### Task to carry out
Write out the whole of the material exactly.

### Stored rows
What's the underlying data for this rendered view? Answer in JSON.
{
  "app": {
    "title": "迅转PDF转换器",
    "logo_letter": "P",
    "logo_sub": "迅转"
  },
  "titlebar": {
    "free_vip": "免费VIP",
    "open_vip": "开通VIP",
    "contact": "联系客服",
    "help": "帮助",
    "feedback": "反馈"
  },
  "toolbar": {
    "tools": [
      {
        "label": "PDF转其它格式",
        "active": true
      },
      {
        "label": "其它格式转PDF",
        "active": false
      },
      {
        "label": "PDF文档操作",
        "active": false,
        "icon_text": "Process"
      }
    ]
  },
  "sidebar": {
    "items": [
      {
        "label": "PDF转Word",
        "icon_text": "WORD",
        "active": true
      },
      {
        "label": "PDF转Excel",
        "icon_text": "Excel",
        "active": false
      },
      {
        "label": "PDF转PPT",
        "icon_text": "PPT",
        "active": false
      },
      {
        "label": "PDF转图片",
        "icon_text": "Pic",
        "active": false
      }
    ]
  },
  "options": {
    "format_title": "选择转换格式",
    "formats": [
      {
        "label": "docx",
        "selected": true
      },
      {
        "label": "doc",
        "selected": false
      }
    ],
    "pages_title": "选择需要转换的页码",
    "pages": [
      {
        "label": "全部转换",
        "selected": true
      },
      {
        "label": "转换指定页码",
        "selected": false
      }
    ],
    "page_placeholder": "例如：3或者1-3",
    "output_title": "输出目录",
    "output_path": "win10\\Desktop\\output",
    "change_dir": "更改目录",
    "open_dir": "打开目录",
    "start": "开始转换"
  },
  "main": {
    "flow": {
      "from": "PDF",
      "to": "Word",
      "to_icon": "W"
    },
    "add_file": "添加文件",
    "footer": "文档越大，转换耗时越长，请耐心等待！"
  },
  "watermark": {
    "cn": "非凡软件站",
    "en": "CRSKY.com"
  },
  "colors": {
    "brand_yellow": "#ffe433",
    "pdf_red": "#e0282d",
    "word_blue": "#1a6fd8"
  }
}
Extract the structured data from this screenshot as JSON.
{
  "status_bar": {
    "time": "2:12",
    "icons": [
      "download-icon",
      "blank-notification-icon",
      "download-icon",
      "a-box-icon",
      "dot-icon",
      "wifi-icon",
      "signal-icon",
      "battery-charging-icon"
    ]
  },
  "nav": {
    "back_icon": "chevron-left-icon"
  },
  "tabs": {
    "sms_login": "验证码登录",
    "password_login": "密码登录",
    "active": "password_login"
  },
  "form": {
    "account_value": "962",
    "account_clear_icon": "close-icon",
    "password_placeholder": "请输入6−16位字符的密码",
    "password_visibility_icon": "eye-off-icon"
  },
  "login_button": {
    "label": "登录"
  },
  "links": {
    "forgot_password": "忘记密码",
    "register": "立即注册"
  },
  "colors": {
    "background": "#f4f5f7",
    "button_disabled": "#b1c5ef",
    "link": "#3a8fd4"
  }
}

### Reply to the task
What's the underlying data for this rendered view? Answer in JSON.
{
  "app": {
    "title": "迅转PDF转换器",
    "logo_letter": "P",
    "logo_sub": "迅转"
  },
  "titlebar": {
    "free_vip": "免费VIP",
    "open_vip": "开通VIP",
    "contact": "联系客服",
    "help": "帮助",
    "feedback": "反馈"
  },
  "toolbar": {
    "tools": [
      {
        "label": "PDF转其它格式",
        "active": true
      },
      {
        "label": "其它格式转PDF",
        "active": false
      },
      {
        "label": "PDF文档操作",
        "active": false,
        "icon_text": "Process"
      }
    ]
  },
  "sidebar": {
    "items": [
      {
        "label": "PDF转Word",
        "icon_text": "WORD",
        "active": true
      },
      {
        "label": "PDF转Excel",
        "icon_text": "Excel",
        "active": false
      },
      {
        "label": "PDF转PPT",
        "icon_text": "PPT",
        "active": false
      },
      {
        "label": "PDF转图片",
        "icon_text": "Pic",
        "active": false
      }
    ]
  },
  "options": {
    "format_title": "选择转换格式",
    "formats": [
      {
        "label": "docx",
        "selected": true
      },
      {
        "label": "doc",
        "selected": false
      }
    ],
    "pages_title": "选择需要转换的页码",
    "pages": [
      {
        "label": "全部转换",
        "selected": true
      },
      {
        "label": "转换指定页码",
        "selected": false
      }
    ],
    "page_placeholder": "例如：3或者1-3",
    "output_title": "输出目录",
    "output_path": "win10\\Desktop\\output",
    "change_dir": "更改目录",
    "open_dir": "打开目录",
    "start": "开始转换"
  },
  "main": {
    "flow": {
      "from": "PDF",
      "to": "Word",
      "to_icon": "W"
    },
    "add_file": "添加文件",
    "footer": "文档越大，转换耗时越长，请耐心等待！"
  },
  "watermark": {
    "cn": "非凡软件站",
    "en": "CRSKY.com"
  },
  "colors": {
    "brand_yellow": "#ffe433",
    "pdf_red": "#e0282d",
    "word_blue": "#1a6fd8"
  }
}
Extract the structured data from this screenshot as JSON.
{
  "status_bar": {
    "time": "2:12",
    "icons": [
      "download-icon",
      "blank-notification-icon",
      "download-icon",
      "a-box-icon",
      "dot-icon",
      "wifi-icon",
      "signal-icon",
      "battery-charging-icon"
    ]
  },
  "nav": {
    "back_icon": "chevron-left-icon"
  },
  "tabs": {
    "sms_login": "验证码登录",
    "password_login": "密码登录",
    "active": "password_login"
  },
  "form": {
    "account_value": "962",
    "account_clear_icon": "close-icon",
    "password_placeholder": "请输入6−16位字符的密码",
    "password_visibility_icon": "eye-off-icon"
  },
  "login_button": {
    "label": "登录"
  },
  "links": {
    "forgot_password": "忘记密码",
    "register": "立即注册"
  },
  "colors": {
    "background": "#f4f5f7",
    "button_disabled": "#b1c5ef",
    "link": "#3a8fd4"
  }
}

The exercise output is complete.